[START OF Data shown]

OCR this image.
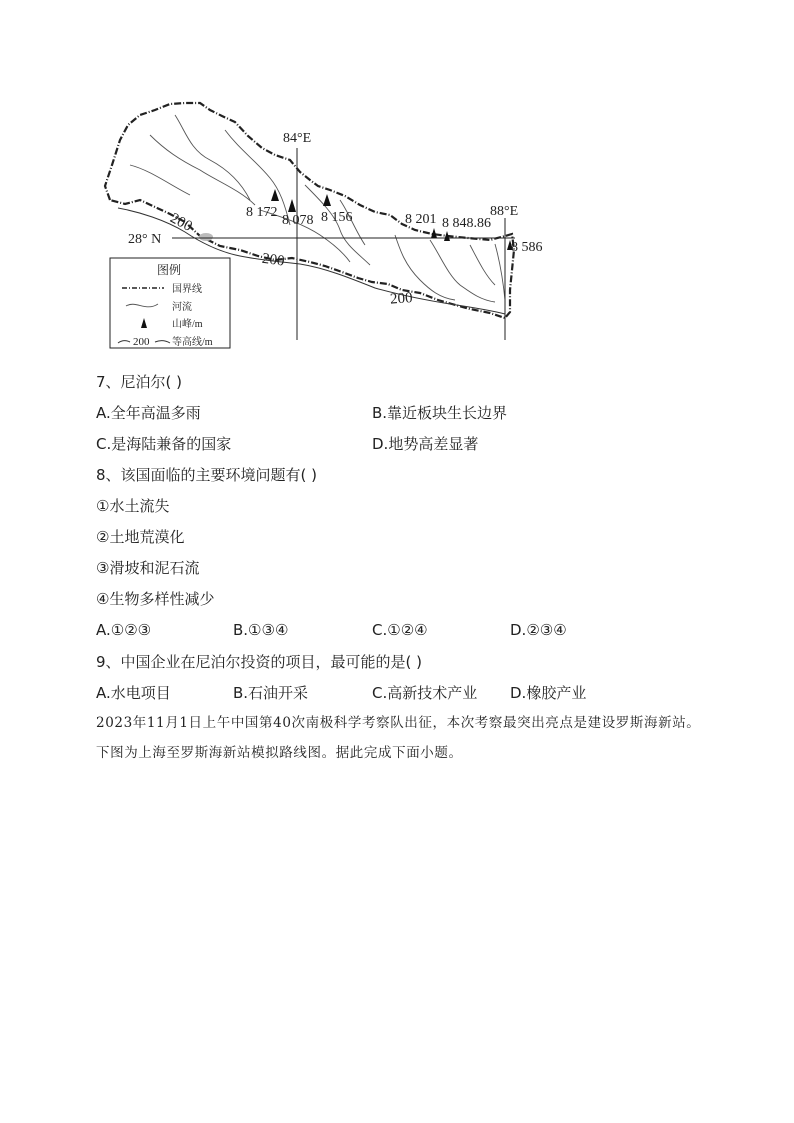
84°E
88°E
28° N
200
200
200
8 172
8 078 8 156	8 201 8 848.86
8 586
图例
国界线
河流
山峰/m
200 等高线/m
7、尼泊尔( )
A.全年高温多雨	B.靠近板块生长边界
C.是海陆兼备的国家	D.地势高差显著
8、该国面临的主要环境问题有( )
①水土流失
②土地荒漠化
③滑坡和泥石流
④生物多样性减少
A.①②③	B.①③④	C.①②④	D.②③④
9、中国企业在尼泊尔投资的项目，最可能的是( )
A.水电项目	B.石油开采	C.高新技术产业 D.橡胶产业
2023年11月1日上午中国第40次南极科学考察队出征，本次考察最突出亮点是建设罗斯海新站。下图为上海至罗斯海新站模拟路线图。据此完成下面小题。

[END OF Data shown]

* Task requirements: Reproduce each record from above exactly; pictures do not belong in the copy.

* Exercise response:
OCR this image.
84°E
88°E
28° N
200
200
200
8 172
8 078 8 156	8 201 8 848.86
8 586
图例
国界线
河流
山峰/m
200 等高线/m
7、尼泊尔( )
A.全年高温多雨	B.靠近板块生长边界
C.是海陆兼备的国家	D.地势高差显著
8、该国面临的主要环境问题有( )
①水土流失
②土地荒漠化
③滑坡和泥石流
④生物多样性减少
A.①②③	B.①③④	C.①②④	D.②③④
9、中国企业在尼泊尔投资的项目，最可能的是( )
A.水电项目	B.石油开采	C.高新技术产业 D.橡胶产业
2023年11月1日上午中国第40次南极科学考察队出征，本次考察最突出亮点是建设罗斯海新站。下图为上海至罗斯海新站模拟路线图。据此完成下面小题。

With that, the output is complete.